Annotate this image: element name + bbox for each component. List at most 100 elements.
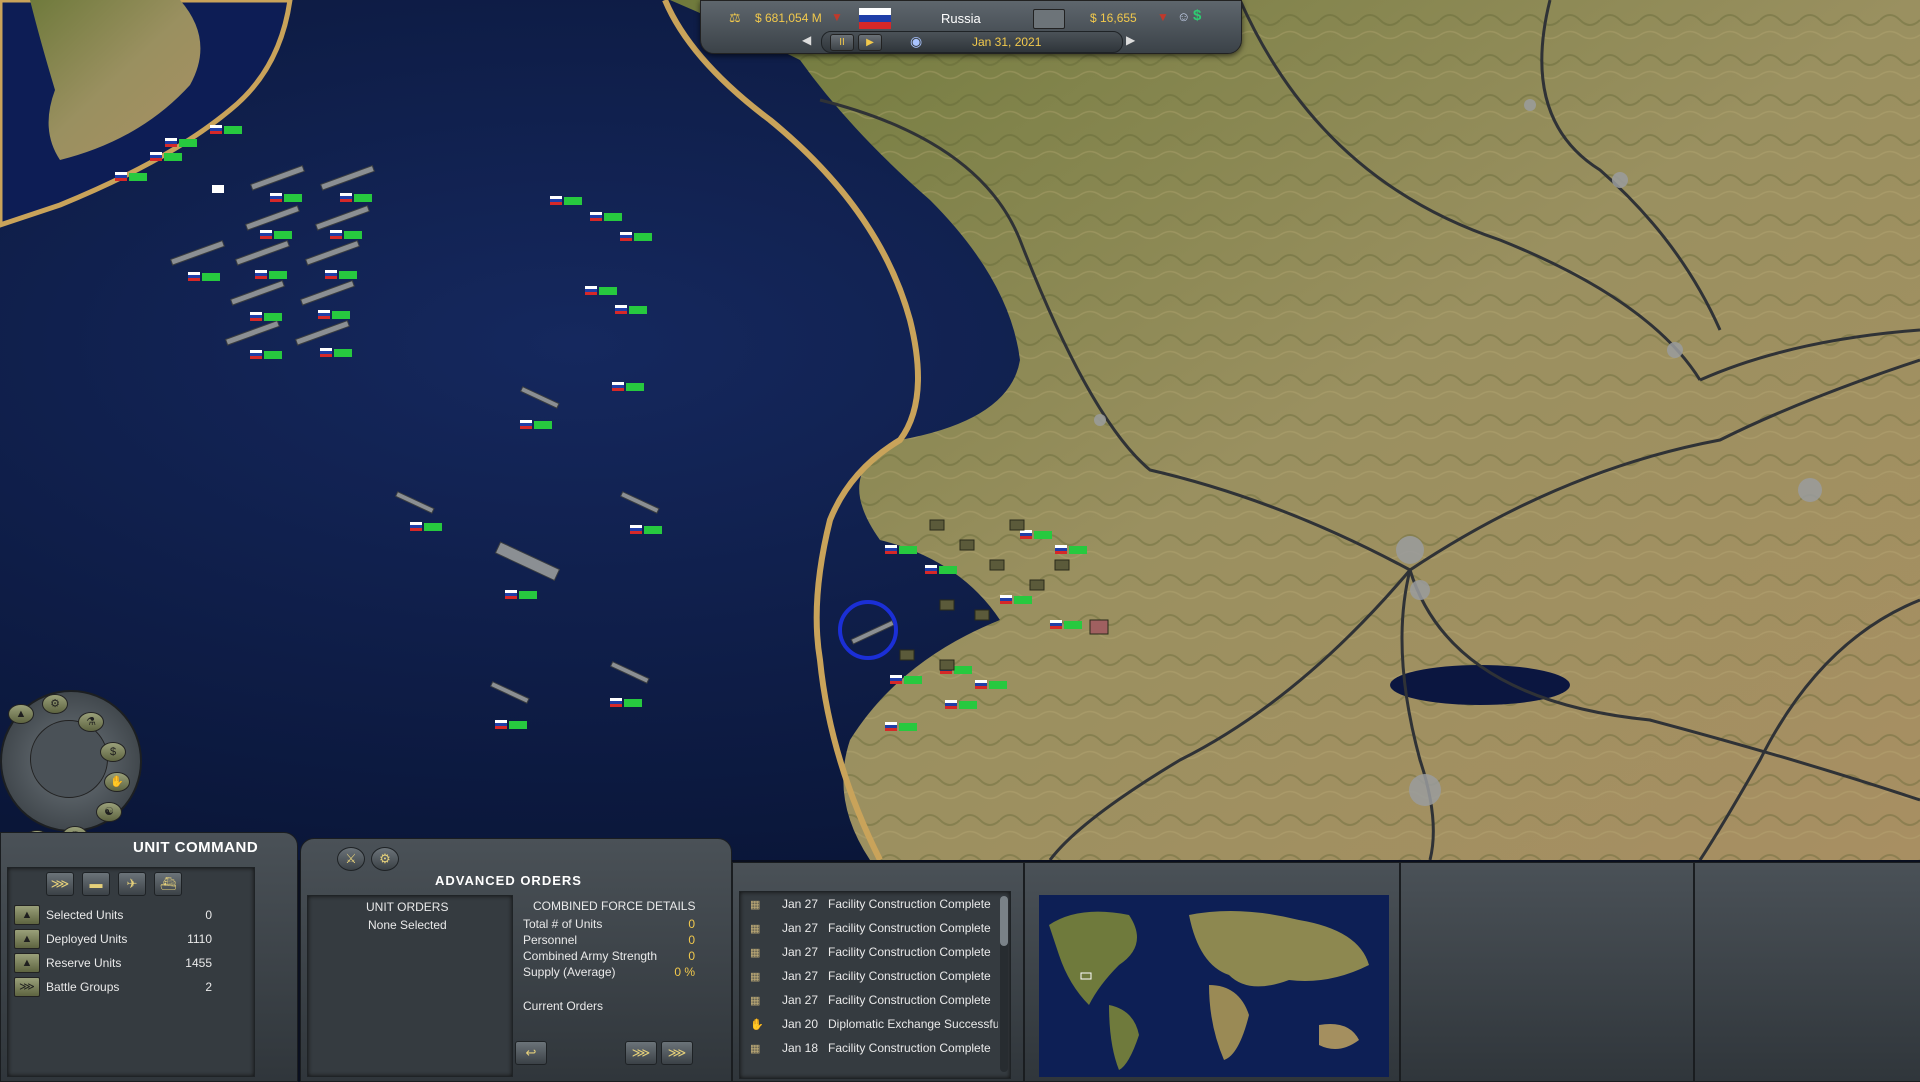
list-item[interactable]: ▦ Jan 27 Facility Construction Complete <box>740 988 1010 1012</box>
unit-marker[interactable] <box>612 382 644 391</box>
list-item[interactable]: ▦ Jan 27 Facility Construction Complete <box>740 940 1010 964</box>
unit-marker[interactable] <box>188 272 220 281</box>
unit-marker[interactable] <box>1055 545 1087 554</box>
detail-value: 0 % <box>674 965 695 979</box>
row-value: 0 <box>205 908 212 922</box>
unit-marker[interactable] <box>250 312 282 321</box>
unit-marker[interactable] <box>520 420 552 429</box>
orders-alt-mode-button[interactable]: ⚙ <box>371 847 399 871</box>
finance-icon[interactable]: $ <box>100 742 126 762</box>
row-label: Deployed Units <box>46 932 128 946</box>
land-units-icon[interactable]: ▲ <box>8 704 34 724</box>
wheel-center[interactable] <box>30 720 108 798</box>
pause-button[interactable]: II <box>830 34 854 51</box>
filter-air-button[interactable]: ✈ <box>118 872 146 896</box>
treasury-icon[interactable] <box>1033 9 1065 29</box>
news-date: Jan 27 <box>782 897 819 911</box>
filter-land-button[interactable]: ▬ <box>82 872 110 896</box>
advanced-orders-panel: ⚔ ⚙ ADVANCED ORDERS UNIT ORDERS None Sel… <box>300 838 732 1082</box>
unit-marker[interactable] <box>590 212 622 221</box>
news-date: Jan 27 <box>782 993 819 1007</box>
unit-marker[interactable] <box>330 230 362 239</box>
unit-marker[interactable] <box>1020 530 1052 539</box>
world-minimap[interactable] <box>1039 895 1389 1077</box>
filter-naval-button[interactable]: ⛴ <box>154 872 182 896</box>
unit-marker[interactable] <box>115 172 147 181</box>
research-icon[interactable]: ⚗ <box>78 712 104 732</box>
list-item[interactable]: ⋙ Battle Groups 2 <box>14 976 244 998</box>
advisor-icon[interactable]: ☺ <box>1177 9 1190 24</box>
unit-marker[interactable] <box>885 545 917 554</box>
unit-marker[interactable] <box>505 590 537 599</box>
unit-marker[interactable] <box>325 270 357 279</box>
unit-marker[interactable] <box>945 700 977 709</box>
unit-marker[interactable] <box>340 193 372 202</box>
force-details-header: COMBINED FORCE DETAILS <box>533 899 696 913</box>
news-date: Jan 27 <box>782 969 819 983</box>
unit-marker[interactable] <box>630 525 662 534</box>
production-icon[interactable]: ⚙ <box>42 694 68 714</box>
unit-marker[interactable] <box>1050 620 1082 629</box>
filter-all-button[interactable]: ⋙ <box>46 872 74 896</box>
unit-orders-header: UNIT ORDERS <box>366 900 449 914</box>
list-item[interactable]: ▦ Jan 18 Facility Construction Complete <box>740 1036 1010 1060</box>
russia-flag-icon[interactable] <box>859 8 891 29</box>
recall-orders-button[interactable]: ↩ <box>515 1041 547 1065</box>
construction-icon: ▦ <box>750 1043 761 1055</box>
advance-orders-button[interactable]: ⋙ <box>661 1041 693 1065</box>
unit-marker[interactable] <box>250 350 282 359</box>
funds-icon: ⚖ <box>729 10 741 25</box>
diplomacy-icon[interactable]: ✋ <box>104 772 130 792</box>
list-item[interactable]: ▲ Deployed Units 1110 <box>14 928 244 950</box>
row-label: Selected Units <box>46 908 124 922</box>
unit-marker[interactable] <box>495 720 527 729</box>
intelligence-icon[interactable]: ☯ <box>96 802 122 822</box>
unit-marker[interactable] <box>885 722 917 731</box>
unit-marker[interactable] <box>255 270 287 279</box>
unit-marker[interactable] <box>610 698 642 707</box>
game-map[interactable] <box>0 0 1920 860</box>
row-value: 1110 <box>187 932 212 946</box>
detail-value: 0 <box>688 917 695 931</box>
list-item[interactable]: ▦ Jan 27 Facility Construction Complete <box>740 916 1010 940</box>
list-item[interactable]: ▦ Jan 27 Facility Construction Complete <box>740 892 1010 916</box>
national-funds: $ 681,054 M <box>755 11 822 25</box>
list-item[interactable]: ▲ Selected Units 0 <box>14 904 244 926</box>
orders-mode-button[interactable]: ⚔ <box>337 847 365 871</box>
forward-icon[interactable]: ▶ <box>1126 33 1135 47</box>
battle-groups-icon: ⋙ <box>14 977 40 997</box>
unit-marker[interactable] <box>975 680 1007 689</box>
unit-command-content: ⋙ ▬ ✈ ⛴ ▲ Selected Units 0 ▲ Deployed Un… <box>7 867 255 1077</box>
unit-marker[interactable] <box>165 138 197 147</box>
play-button[interactable]: ▶ <box>858 34 882 51</box>
unit-marker[interactable] <box>270 193 302 202</box>
news-scrollbar[interactable] <box>1000 896 1008 1072</box>
unit-marker[interactable] <box>890 675 922 684</box>
unit-marker[interactable] <box>410 522 442 531</box>
globe-icon[interactable]: ◉ <box>910 33 922 50</box>
unit-marker[interactable] <box>585 286 617 295</box>
unit-marker[interactable] <box>260 230 292 239</box>
list-item[interactable]: ✋ Jan 20 Diplomatic Exchange Successful <box>740 1012 1010 1036</box>
unit-marker[interactable] <box>615 305 647 314</box>
unit-marker[interactable] <box>620 232 652 241</box>
unit-marker[interactable] <box>150 152 182 161</box>
execute-orders-button[interactable]: ⋙ <box>625 1041 657 1065</box>
detail-label: Total # of Units <box>523 917 603 931</box>
row-value: 1455 <box>185 956 212 970</box>
dollar-icon[interactable]: $ <box>1193 7 1201 24</box>
construction-icon: ▦ <box>750 971 761 983</box>
unit-marker[interactable] <box>550 196 582 205</box>
list-item[interactable]: ▦ Jan 27 Facility Construction Complete <box>740 964 1010 988</box>
news-list[interactable]: ▦ Jan 27 Facility Construction Complete ▦ J… <box>739 891 1011 1079</box>
list-item[interactable]: ▲ Reserve Units 1455 <box>14 952 244 974</box>
unit-marker[interactable] <box>925 565 957 574</box>
unit-marker[interactable] <box>320 348 352 357</box>
unit-marker[interactable] <box>210 125 242 134</box>
unit-marker[interactable] <box>318 310 350 319</box>
rewind-icon[interactable]: ◀ <box>802 33 811 47</box>
detail-value: 0 <box>688 949 695 963</box>
minimap-panel <box>1024 862 1400 1082</box>
unit-marker[interactable] <box>1000 595 1032 604</box>
news-text: Facility Construction Complete <box>828 897 991 911</box>
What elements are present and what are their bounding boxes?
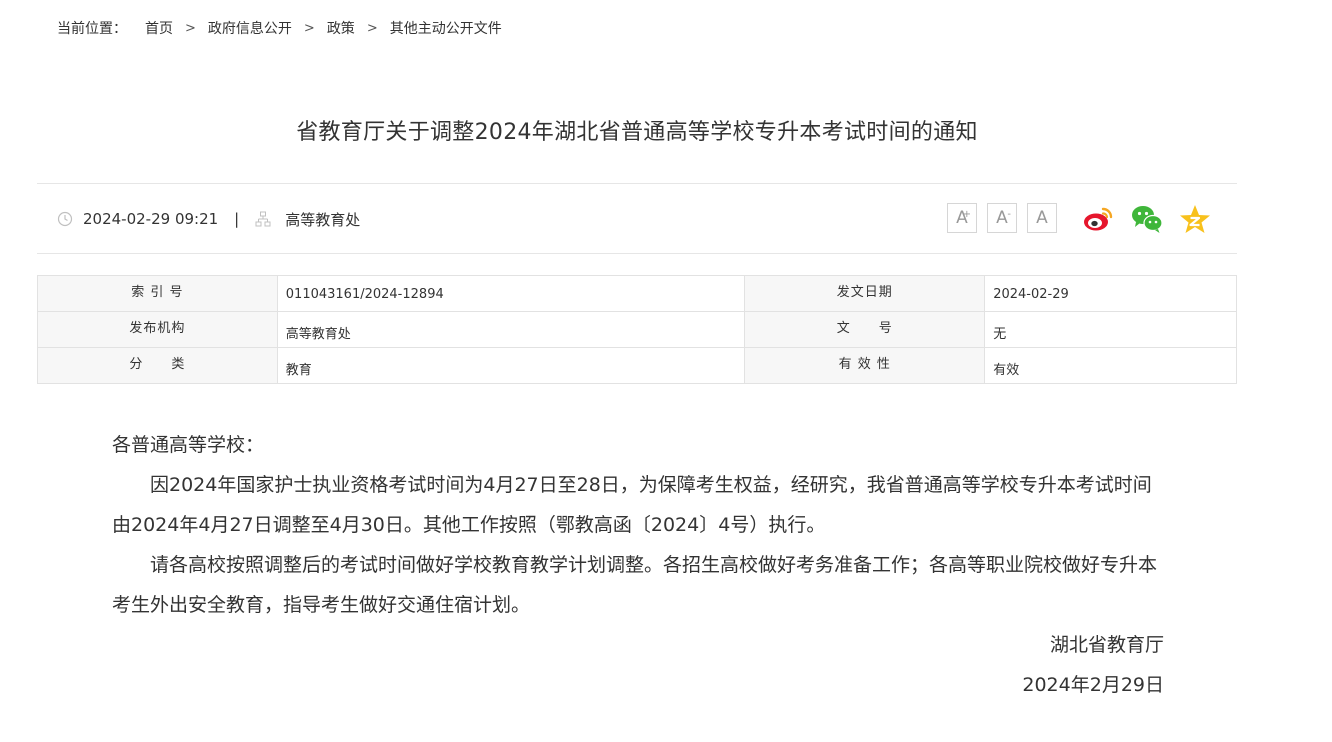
document-number-value: 无 xyxy=(984,311,1237,348)
font-reset-letter: A xyxy=(1036,208,1048,228)
breadcrumb-separator: > xyxy=(366,20,378,36)
body-paragraph: 因2024年国家护士执业资格考试时间为4月27日至28日，为保障考生权益，经研究… xyxy=(112,474,1152,536)
issue-date-label: 发文日期 xyxy=(744,275,986,312)
table-row: 分 类 教育 有 效 性 有效 xyxy=(37,347,1237,384)
weibo-share-icon[interactable] xyxy=(1082,204,1114,234)
article-title: 省教育厅关于调整2024年湖北省普通高等学校专升本考试时间的通知 xyxy=(296,120,978,145)
font-increase-mark: + xyxy=(962,209,971,220)
breadcrumb-separator: > xyxy=(303,20,315,36)
salutation: 各普通高等学校： xyxy=(112,434,265,456)
breadcrumb-separator: > xyxy=(185,20,196,36)
breadcrumb-gov-info-link[interactable]: 政府信息公开 xyxy=(208,18,292,38)
signature: 湖北省教育厅 xyxy=(1049,634,1164,656)
divider-line xyxy=(37,183,1237,184)
font-increase-button[interactable]: A + xyxy=(947,203,977,233)
article-meta: 2024-02-29 09:21 | 高等教育处 xyxy=(57,207,360,231)
index-number-value: 011043161/2024-12894 xyxy=(276,275,746,312)
publisher-value: 高等教育处 xyxy=(276,311,746,348)
font-decrease-mark: - xyxy=(1007,209,1011,220)
divider-line xyxy=(37,253,1237,254)
publishing-department: 高等教育处 xyxy=(285,210,361,229)
document-number-label: 文 号 xyxy=(744,311,986,348)
category-label: 分 类 xyxy=(37,347,278,384)
table-row: 发布机构 高等教育处 文 号 无 xyxy=(37,311,1237,348)
body-paragraph: 请各高校按照调整后的考试时间做好学校教育教学计划调整。各招生高校做好考务准备工作… xyxy=(112,554,1158,616)
breadcrumb-home-link[interactable]: 首页 xyxy=(145,18,173,38)
validity-value: 有效 xyxy=(984,347,1237,384)
clock-icon xyxy=(57,211,73,227)
breadcrumb-label: 当前位置： xyxy=(57,21,127,37)
publisher-label: 发布机构 xyxy=(37,311,278,348)
breadcrumb-policy-link[interactable]: 政策 xyxy=(327,18,355,38)
font-reset-button[interactable]: A xyxy=(1027,203,1057,233)
page: 当前位置： 首页 > 政府信息公开 > 政策 > 其他主动公开文件 省教育厅关于… xyxy=(0,0,1332,742)
issue-date-value: 2024-02-29 xyxy=(984,275,1237,312)
font-size-controls: A + A - A xyxy=(947,203,1067,233)
font-decrease-button[interactable]: A - xyxy=(987,203,1017,233)
document-info-table: 索 引 号 011043161/2024-12894 发文日期 2024-02-… xyxy=(37,275,1237,384)
wechat-share-icon[interactable] xyxy=(1131,204,1163,234)
organization-icon xyxy=(255,211,271,227)
table-row: 索 引 号 011043161/2024-12894 发文日期 2024-02-… xyxy=(37,275,1237,312)
publish-date: 2024-02-29 09:21 xyxy=(83,210,219,228)
article-body: 各普通高等学校： 因2024年国家护士执业资格考试时间为4月27日至28日，为保… xyxy=(112,425,1164,705)
font-decrease-letter: A xyxy=(996,208,1008,228)
validity-label: 有 效 性 xyxy=(744,347,986,384)
sign-date: 2024年2月29日 xyxy=(1022,674,1164,696)
category-value: 教育 xyxy=(276,347,746,384)
meta-divider: | xyxy=(234,210,240,228)
breadcrumb-other-docs-link[interactable]: 其他主动公开文件 xyxy=(390,18,502,38)
qzone-share-icon[interactable] xyxy=(1179,204,1211,234)
breadcrumb: 当前位置： 首页 > 政府信息公开 > 政策 > 其他主动公开文件 xyxy=(57,17,502,39)
index-number-label: 索 引 号 xyxy=(37,275,278,312)
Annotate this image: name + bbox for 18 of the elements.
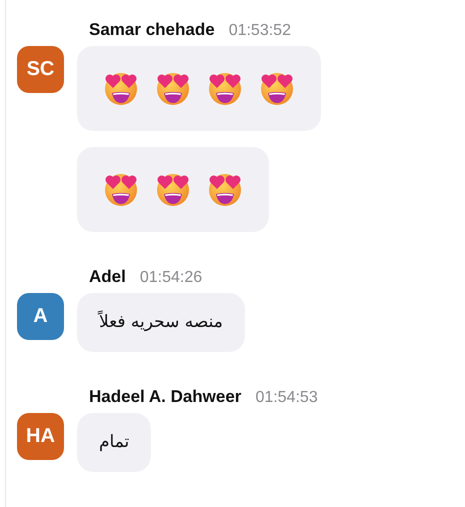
heart-eyes-face-icon [155,70,191,106]
message-bubble: تمام [77,413,152,472]
heart-eyes-face-icon [207,70,243,106]
heart-eyes-face-icon [207,171,243,207]
message-time: 01:54:53 [255,389,318,407]
message-time: 01:53:52 [228,22,291,40]
author-name: Hadeel A. Dahweer [89,387,242,407]
heart-eyes-face-icon [259,70,295,106]
user-avatar: HA [17,413,64,460]
user-avatar: A [17,293,64,340]
message-bubble: منصه سحريه فعلاً [77,293,245,352]
heart-eyes-face-icon [103,171,139,207]
heart-eyes-face-icon [155,171,191,207]
heart-eyes-face-icon [103,70,139,106]
user-avatar: SC [17,46,64,93]
message-time: 01:54:26 [140,269,202,287]
author-name: Samar chehade [89,20,215,40]
author-name: Adel [89,267,126,287]
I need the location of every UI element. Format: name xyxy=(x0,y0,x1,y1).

REQUIRED WORK ▸ Can you rewrite the stretch from the line containing "heart-eyes-face-icon [155,70,191,106]" through the end of the records, changing "author-name" to "sender-name" and leaving everything else as it is?

RESPONSE FOR THIS EXERCISE ▸
heart-eyes-face-icon [155,70,191,106]
message-bubble: تمام [77,413,152,472]
heart-eyes-face-icon [207,70,243,106]
heart-eyes-face-icon [207,171,243,207]
message-time: 01:54:53 [255,389,318,407]
message-time: 01:53:52 [228,22,291,40]
sender-name: Hadeel A. Dahweer [89,387,242,407]
heart-eyes-face-icon [259,70,295,106]
user-avatar: HA [17,413,64,460]
user-avatar: A [17,293,64,340]
message-bubble: منصه سحريه فعلاً [77,293,245,352]
heart-eyes-face-icon [103,171,139,207]
heart-eyes-face-icon [155,171,191,207]
heart-eyes-face-icon [103,70,139,106]
user-avatar: SC [17,46,64,93]
message-time: 01:54:26 [140,269,202,287]
sender-name: Samar chehade [89,20,215,40]
sender-name: Adel [89,267,126,287]
I need the location of every UI element. Format: name xyxy=(x0,y0,x1,y1).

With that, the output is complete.